[Written request] Transcribe all of the material exactly, except for its pictures.
START Source data
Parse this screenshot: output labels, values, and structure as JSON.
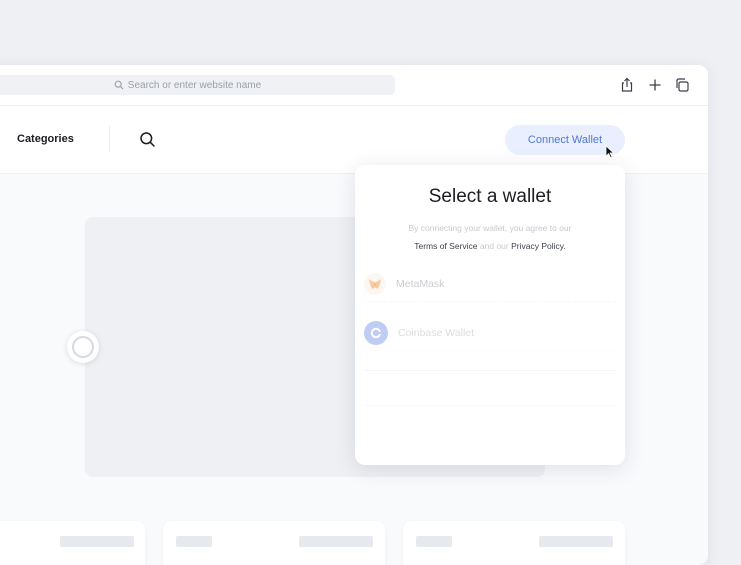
{
  "browser": {
    "search_placeholder": "Search or enter website name",
    "icons": [
      "share-icon",
      "new-tab-plus-icon",
      "tabs-overview-icon"
    ]
  },
  "navbar": {
    "categories_label": "Categories",
    "connect_wallet_label": "Connect Wallet"
  },
  "wallet_modal": {
    "title": "Select a wallet",
    "subtitle_prefix": "By connecting your wallet, you agree to our",
    "terms_label": "Terms of Service",
    "and_text": "and our",
    "privacy_label": "Privacy Policy.",
    "wallets": [
      {
        "name": "MetaMask",
        "icon": "metamask-fox-icon"
      },
      {
        "name": "Coinbase Wallet",
        "icon": "coinbase-icon"
      }
    ]
  },
  "colors": {
    "accent": "#4f78d6",
    "accent_bg": "#e9efff",
    "page_bg": "#eef0f4"
  }
}
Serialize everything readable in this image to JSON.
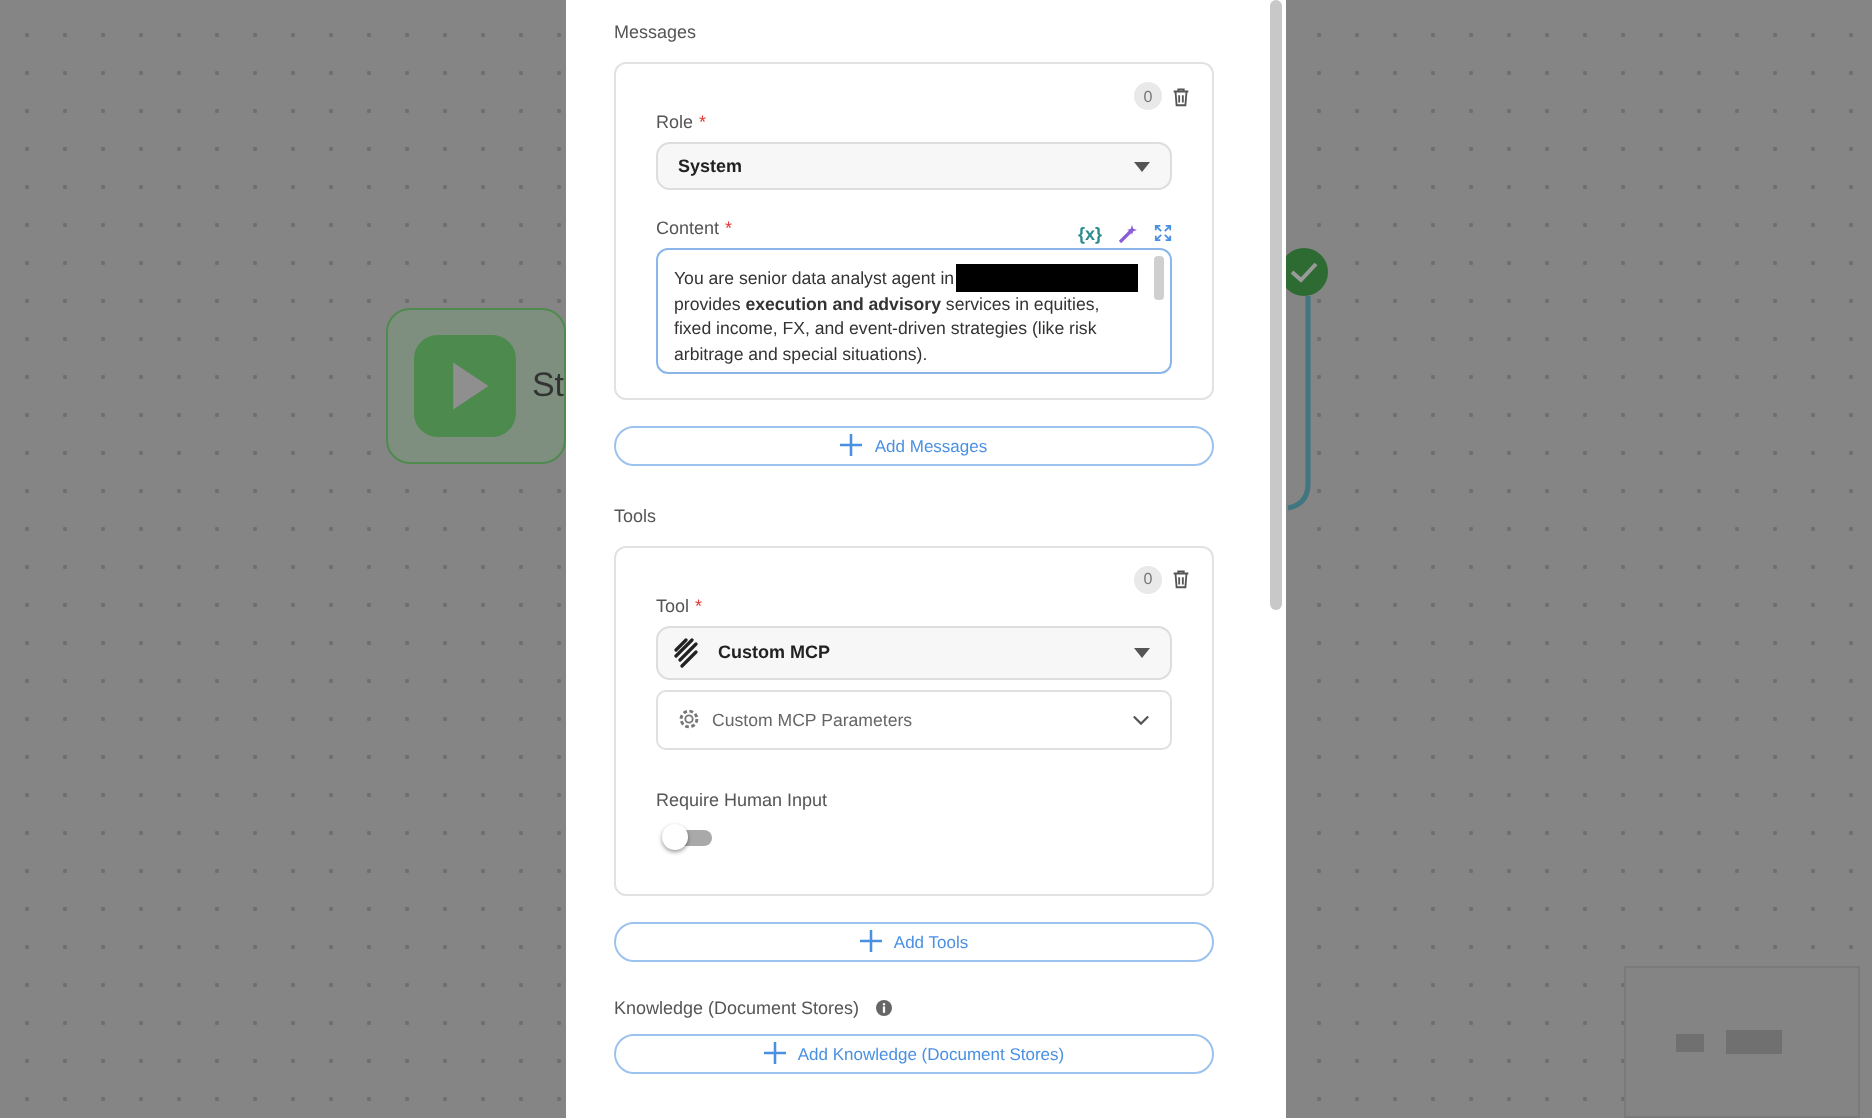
{
  "canvas": {
    "start_node": {
      "label": "St"
    },
    "status_node": {
      "done": true
    }
  },
  "panel": {
    "messages": {
      "heading": "Messages",
      "items": [
        {
          "count": "0",
          "role": {
            "label": "Role",
            "required_mark": "*",
            "value": "System"
          },
          "content": {
            "label": "Content",
            "required_mark": "*",
            "variable_button": "{x}",
            "first_line": "You are senior data analyst agent in",
            "redacted": true,
            "rest": "provides **execution and advisory** services in equities, fixed income, FX, and event-driven strategies (like risk arbitrage and special situations)."
          }
        }
      ],
      "add_button": "Add Messages"
    },
    "tools": {
      "heading": "Tools",
      "items": [
        {
          "count": "0",
          "tool": {
            "label": "Tool",
            "required_mark": "*",
            "value": "Custom MCP"
          },
          "parameters": "Custom MCP Parameters",
          "require_human_input": {
            "label": "Require Human Input",
            "on": false
          }
        }
      ],
      "add_button": "Add Tools"
    },
    "knowledge": {
      "heading": "Knowledge (Document Stores)",
      "add_button": "Add Knowledge (Document Stores)"
    }
  }
}
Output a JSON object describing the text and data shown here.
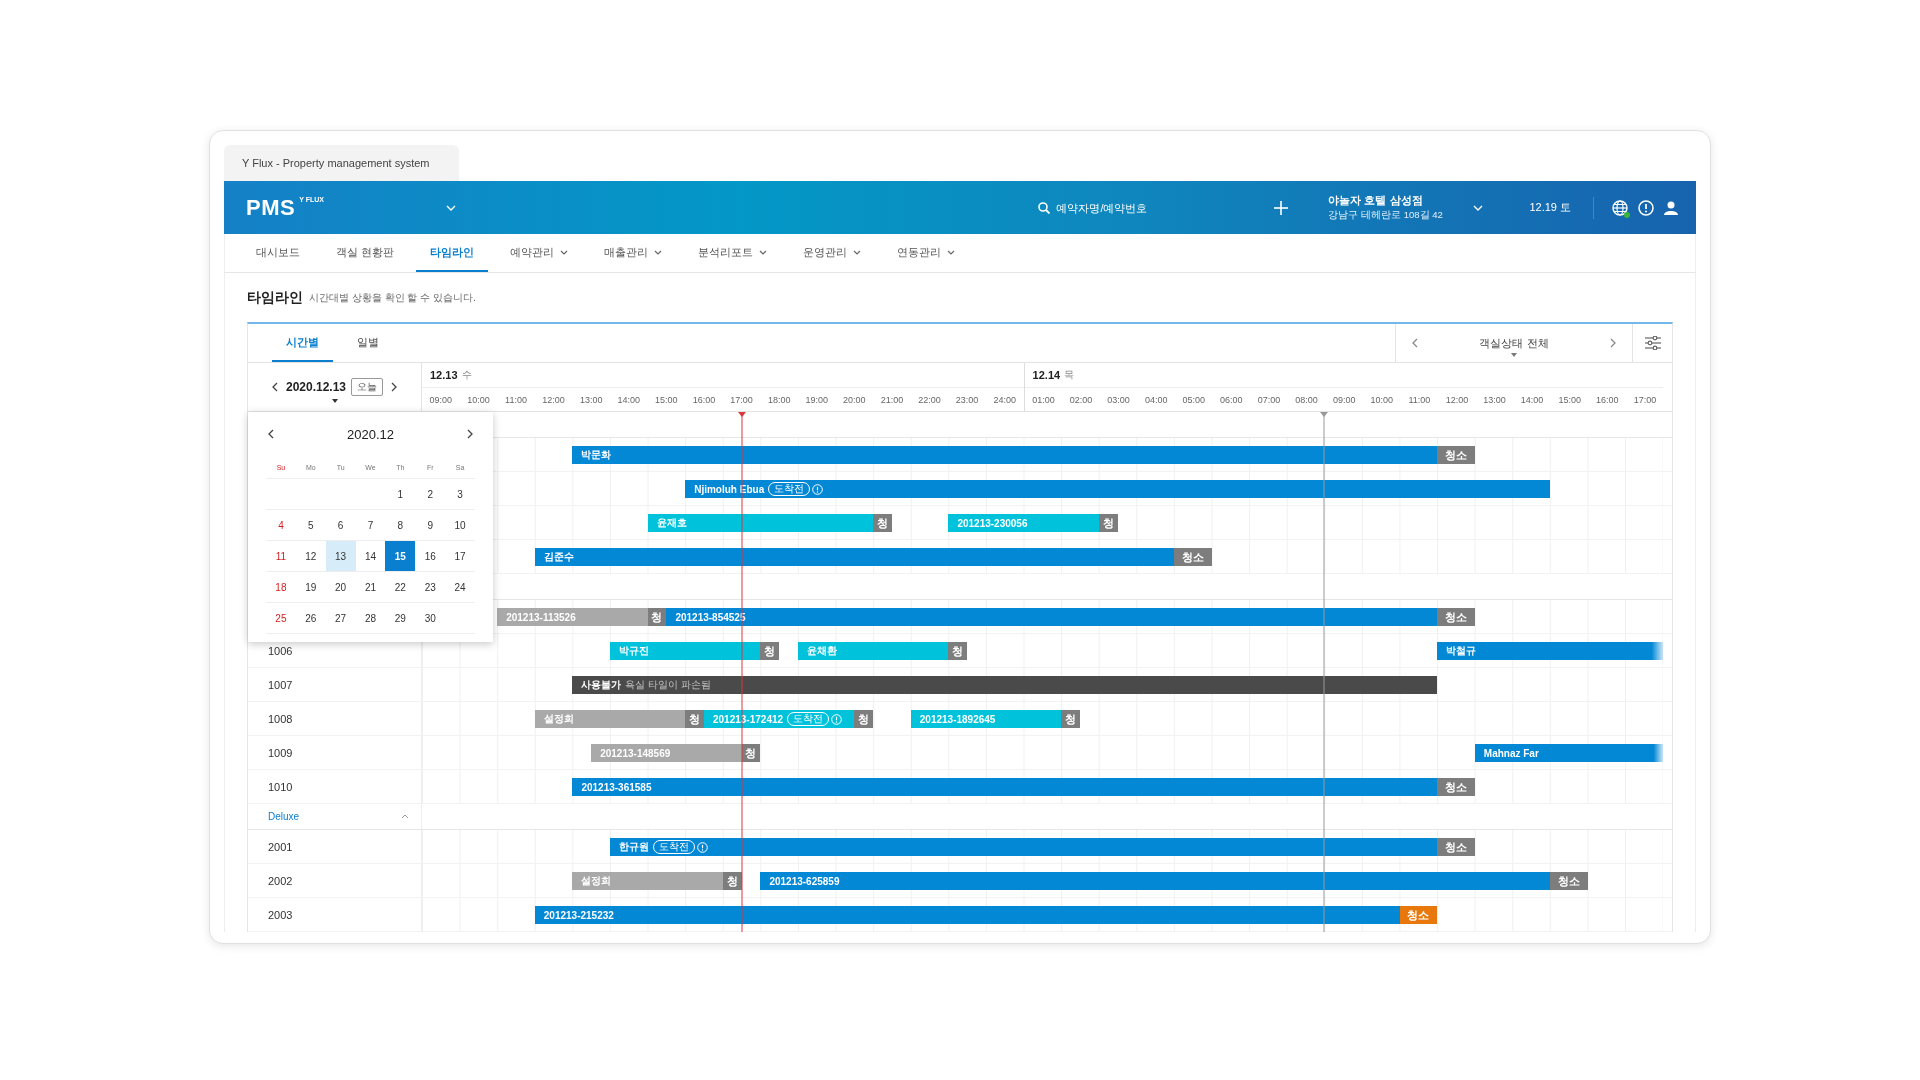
END Source data
[Solution below]
Parse this screenshot: output labels, values, and structure as JSON.
{
  "browser": {
    "search_placeholder": "Search or enter website name",
    "icons": [
      "share-icon",
      "new-tab-plus-icon",
      "tabs-overview-icon"
    ]
  },
  "navbar": {
    "categories_label": "Categories",
    "connect_wallet_label": "Connect Wallet"
  },
  "wallet_modal": {
    "title": "Select a wallet",
    "subtitle_prefix": "By connecting your wallet, you agree to our",
    "terms_label": "Terms of Service",
    "and_text": "and our",
    "privacy_label": "Privacy Policy.",
    "wallets": [
      {
        "name": "MetaMask",
        "icon": "metamask-fox-icon"
      },
      {
        "name": "Coinbase Wallet",
        "icon": "coinbase-icon"
      }
    ]
  },
  "colors": {
    "accent": "#4f78d6",
    "accent_bg": "#e9efff",
    "page_bg": "#eef0f4"
  }
}
Serialize everything readable in this image to JSON.
{
  "canvas": {
    "start_node": {
      "label": "St"
    },
    "status_node": {
      "done": true
    }
  },
  "panel": {
    "messages": {
      "heading": "Messages",
      "items": [
        {
          "count": "0",
          "role": {
            "label": "Role",
            "required_mark": "*",
            "value": "System"
          },
          "content": {
            "label": "Content",
            "required_mark": "*",
            "variable_button": "{x}",
            "first_line": "You are senior data analyst agent in",
            "redacted": true,
            "rest": "provides **execution and advisory** services in equities, fixed income, FX, and event-driven strategies (like risk arbitrage and special situations)."
          }
        }
      ],
      "add_button": "Add Messages"
    },
    "tools": {
      "heading": "Tools",
      "items": [
        {
          "count": "0",
          "tool": {
            "label": "Tool",
            "required_mark": "*",
            "value": "Custom MCP"
          },
          "parameters": "Custom MCP Parameters",
          "require_human_input": {
            "label": "Require Human Input",
            "on": false
          }
        }
      ],
      "add_button": "Add Tools"
    },
    "knowledge": {
      "heading": "Knowledge (Document Stores)",
      "add_button": "Add Knowledge (Document Stores)"
    }
  }
}
Output a JSON object describing the text and data shown here.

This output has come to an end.